* 選文
=====

1.2.3 真核載體pEGFP-PLptn的構建 PCR產物純化后與pMD-18T載體連接,構建亞克隆載體pMD-18T-PLptn,轉化 DH5α感受態細胞,經氨芐抗性篩選、測序及雙酶切對重組菌進行鑒定。將正確的目的基因連接至pEGFP-C1中,構建真核載體pEGFP-PLptn。

1.2.4 真核載體pEGFP-PLptn轉染SUVEC 抽提真核載體pEGFP-PLptn,紫外分光光度計測定其濃度和純度。將SUVEC細胞接種到6孔培養板上,待細胞 80%～90%融合時,按 LipofectamineTM 2 000說明進行轉染,48 h后觀察熒光強度。

1.2.5 PLptn Western blot檢測 轉染后48 h收集細胞,裂解抽提蛋白,樣品處理后,進行Western blot檢測。首抗為小鼠單克隆抗體Anti-GFP antibody(1∶2 000),二抗為 HRP標記的抗鼠二抗Goat Anti-mouse IgG/HRP(1∶3 000)。

1.2.6 趨化試驗 通過檢測豬外周血液中的淋巴細胞的遷移來反映Pig Lptn活性,結果以趨化指數表示。

2 結果與分析

2.1 總RNA濃度和純度 紫外分光光度計測定提取總RNA的濃度和純度,結果為OD260/OD280=1.84±0.01,OD260/OD230=1.32±0.01,RNA 的濃度為66±0.01 ng/μ L。

=====

* 作業指令 1
判斷下列三項陳述是否與選文相符，每項以「是」或「否」作答，並逐字引用選文中起決定作用的原文。(a) 轉染後48小時收集細胞進行Western blot檢測。(b) 首抗的稀釋比例為1∶3 000。(c) 細胞完全融合後才進行轉染。
* 作業指令 2
接著選文的最後一句，續寫這篇關於豬Lptn真核載體構建與轉染實驗的文字。

資料集中所含的行
=====

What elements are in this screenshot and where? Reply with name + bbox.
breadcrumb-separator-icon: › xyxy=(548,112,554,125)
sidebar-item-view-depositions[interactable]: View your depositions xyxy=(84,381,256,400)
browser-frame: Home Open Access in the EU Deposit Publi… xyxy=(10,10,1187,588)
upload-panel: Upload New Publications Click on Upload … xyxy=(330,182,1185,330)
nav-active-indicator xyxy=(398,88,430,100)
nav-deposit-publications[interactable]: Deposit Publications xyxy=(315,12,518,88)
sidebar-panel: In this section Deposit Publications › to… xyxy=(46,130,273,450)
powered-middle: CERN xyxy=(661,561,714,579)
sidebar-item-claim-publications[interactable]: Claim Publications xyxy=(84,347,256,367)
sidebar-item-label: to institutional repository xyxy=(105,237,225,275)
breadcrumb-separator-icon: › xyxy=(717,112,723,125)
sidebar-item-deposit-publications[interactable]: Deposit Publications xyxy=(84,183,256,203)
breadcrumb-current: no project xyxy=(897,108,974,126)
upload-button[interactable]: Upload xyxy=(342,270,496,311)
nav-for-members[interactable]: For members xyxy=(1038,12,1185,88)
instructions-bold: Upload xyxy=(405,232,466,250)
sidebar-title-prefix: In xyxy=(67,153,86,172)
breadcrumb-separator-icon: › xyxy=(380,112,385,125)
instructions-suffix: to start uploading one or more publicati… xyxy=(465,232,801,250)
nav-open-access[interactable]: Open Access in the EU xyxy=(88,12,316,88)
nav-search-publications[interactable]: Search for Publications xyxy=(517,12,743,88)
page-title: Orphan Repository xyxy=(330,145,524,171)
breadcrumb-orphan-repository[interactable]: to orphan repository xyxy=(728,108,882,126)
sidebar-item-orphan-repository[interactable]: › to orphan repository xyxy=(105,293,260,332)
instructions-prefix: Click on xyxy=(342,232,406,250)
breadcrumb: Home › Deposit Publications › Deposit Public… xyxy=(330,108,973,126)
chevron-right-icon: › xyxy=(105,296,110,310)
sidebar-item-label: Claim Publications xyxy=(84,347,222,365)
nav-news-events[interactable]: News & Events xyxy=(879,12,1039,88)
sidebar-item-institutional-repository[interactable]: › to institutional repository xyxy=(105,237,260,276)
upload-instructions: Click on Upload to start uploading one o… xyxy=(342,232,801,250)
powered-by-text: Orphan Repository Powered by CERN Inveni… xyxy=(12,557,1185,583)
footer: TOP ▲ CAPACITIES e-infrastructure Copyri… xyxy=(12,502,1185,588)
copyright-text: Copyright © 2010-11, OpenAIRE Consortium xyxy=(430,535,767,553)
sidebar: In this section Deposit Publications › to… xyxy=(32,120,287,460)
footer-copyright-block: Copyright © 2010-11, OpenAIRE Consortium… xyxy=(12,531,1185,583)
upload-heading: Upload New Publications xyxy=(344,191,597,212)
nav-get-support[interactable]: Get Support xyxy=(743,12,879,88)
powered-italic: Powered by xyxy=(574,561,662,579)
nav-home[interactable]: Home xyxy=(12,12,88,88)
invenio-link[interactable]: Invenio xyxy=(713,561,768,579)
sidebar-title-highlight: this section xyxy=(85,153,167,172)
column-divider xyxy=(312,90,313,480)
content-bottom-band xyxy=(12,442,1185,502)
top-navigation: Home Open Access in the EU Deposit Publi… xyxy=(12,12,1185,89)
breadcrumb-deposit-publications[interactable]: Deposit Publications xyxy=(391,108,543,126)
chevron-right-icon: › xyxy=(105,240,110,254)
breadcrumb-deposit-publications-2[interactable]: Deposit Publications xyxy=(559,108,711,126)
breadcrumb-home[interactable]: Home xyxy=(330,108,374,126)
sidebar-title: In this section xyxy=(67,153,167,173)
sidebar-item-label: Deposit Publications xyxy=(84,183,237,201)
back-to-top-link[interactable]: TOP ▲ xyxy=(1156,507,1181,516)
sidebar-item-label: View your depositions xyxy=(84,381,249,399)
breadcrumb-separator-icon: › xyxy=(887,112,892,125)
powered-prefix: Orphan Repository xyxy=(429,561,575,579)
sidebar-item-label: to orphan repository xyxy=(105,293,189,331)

=====

* 答案區 1
(a) 是：「轉染后48 h收集細胞」
(b) 否：「首抗為小鼠單克隆抗體Anti-GFP antibody(1∶2 000)」
(c) 否：「待細胞 80%～90%融合時」

* 答案區 2
2.2 PLptn cDNA的獲得 以從健康成年長白豬胸腺組織中提取總RNA反轉錄得到的cDNA為模板,擴增出PLptn編碼基因全長序列,結果見圖1。

2.3 測序結果 測序結果經比對軟件Bioxm2.6分析,所得序列與GenBank登錄號為NM-001134345序列完全一致。

圖1 PLptn的PCR擴增

2.4 pEGFP-PLptn轉染SUVEC結果 紫外分光光度計測定質粒pEGFP-PLptn和pEGFP-C1的濃度和純度,結果為 pEGFP-C1:OD260/OD280=1.94±0.01,OD260/OD230=2.27±0.01,濃度為378.8±0.01 ng/μ L;pEGFP-PLptn:OD260/OD280=1.93 ±0.01,OD260/OD230=2.35±0.01,濃度為438.2±0.01 ng/μ L。利用熒光倒置顯微鏡對轉染pEGFP-PLptn質粒的SUVEC觀察,發現轉染pEGFP-PLptn后48 h熒光表達量最多,見圖2-3、2-4,圖2-1、2-2為pEGFP-C1轉染48 h后結果。

圖2 pEGFP-C1和 pEGFP-PLptn轉染SUVECs后的熒光顯微鏡檢測(100×)

2.5 PLptn在SUVEC中表達的檢測 Western blot結果顯示重組載體樣品表達約43 ku的蛋白,而空載體pEGFP-C1表達自身約33 ku的蛋白,說明構建的重組質粒pEGFP-PLptn在SUVEC中成功表達,PLptn基因編碼的蛋白大約10 ku,與已知相符,結果見圖3。

圖3 Western blot檢測PLptn的表達

2.6 趨化試驗結果 用pEGFP-PLptn轉染細胞系SUVEC,趨化試驗檢測融合蛋白對豬外周血淋巴細胞的趨化活性,結果如下:趨化游走距離(A):32 μ m,自發游走距離(B):11 μ m,趨化指數(A/B)為2.9。表明PLptn能在SUVEC中表達,而且表達的PLptn具有趨化豬外周血淋巴細胞的生物學活性。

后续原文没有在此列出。